** START **

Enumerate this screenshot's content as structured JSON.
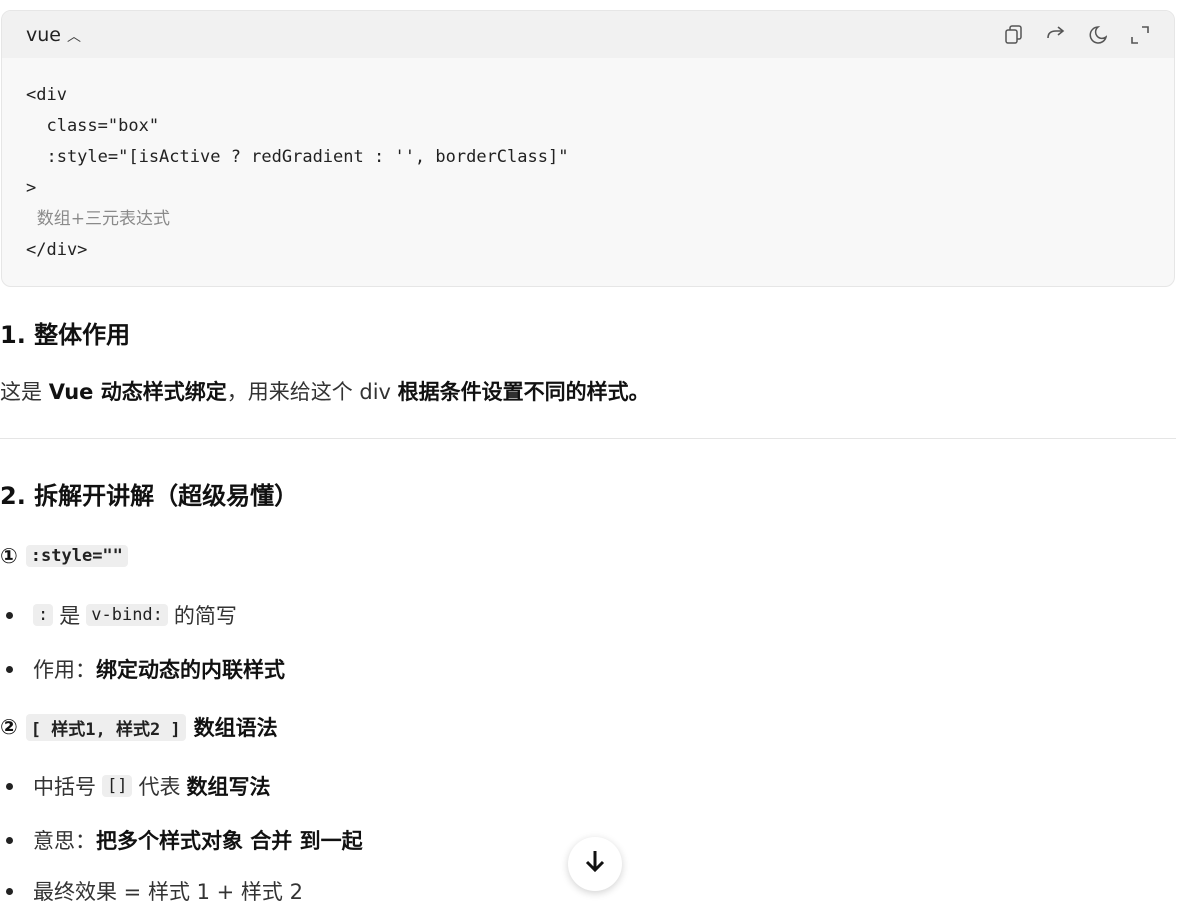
{
  "code": {
    "lang": "vue",
    "lines": [
      "<div",
      "  class=\"box\"",
      "  :style=\"[isActive ? redGradient : '', borderClass]\"",
      ">",
      "  数组+三元表达式",
      "</div>"
    ]
  },
  "section1": {
    "heading": "1. 整体作用",
    "p_pre": "这是 ",
    "p_b1": "Vue 动态样式绑定",
    "p_mid": "，用来给这个 div ",
    "p_b2": "根据条件设置不同的样式。"
  },
  "section2": {
    "heading": "2. 拆解开讲解（超级易懂）",
    "sub1": {
      "num": "①",
      "code": ":style=\"\""
    },
    "b1": {
      "code1": ":",
      "text1": "是",
      "code2": "v-bind:",
      "text2": "的简写"
    },
    "b2": {
      "text": "作用：",
      "bold": "绑定动态的内联样式"
    },
    "sub2": {
      "num": "②",
      "code": "[ 样式1, 样式2 ]",
      "text": "数组语法"
    },
    "b3": {
      "text1": "中括号",
      "code": "[]",
      "text2": "代表",
      "bold": "数组写法"
    },
    "b4": {
      "text": "意思：",
      "bold": "把多个样式对象 合并 到一起"
    },
    "b5": {
      "text": "最终效果 = 样式 1 + 样式 2"
    }
  }
}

** END **

- **Aim of the exercise**
Output the records above exactly as they are, leaving out the pictures.

- **Response to this task**
Enumerate this screenshot's content as structured JSON.
{
  "code": {
    "lang": "vue",
    "lines": [
      "<div",
      "  class=\"box\"",
      "  :style=\"[isActive ? redGradient : '', borderClass]\"",
      ">",
      "  数组+三元表达式",
      "</div>"
    ]
  },
  "section1": {
    "heading": "1. 整体作用",
    "p_pre": "这是 ",
    "p_b1": "Vue 动态样式绑定",
    "p_mid": "，用来给这个 div ",
    "p_b2": "根据条件设置不同的样式。"
  },
  "section2": {
    "heading": "2. 拆解开讲解（超级易懂）",
    "sub1": {
      "num": "①",
      "code": ":style=\"\""
    },
    "b1": {
      "code1": ":",
      "text1": "是",
      "code2": "v-bind:",
      "text2": "的简写"
    },
    "b2": {
      "text": "作用：",
      "bold": "绑定动态的内联样式"
    },
    "sub2": {
      "num": "②",
      "code": "[ 样式1, 样式2 ]",
      "text": "数组语法"
    },
    "b3": {
      "text1": "中括号",
      "code": "[]",
      "text2": "代表",
      "bold": "数组写法"
    },
    "b4": {
      "text": "意思：",
      "bold": "把多个样式对象 合并 到一起"
    },
    "b5": {
      "text": "最终效果 = 样式 1 + 样式 2"
    }
  }
}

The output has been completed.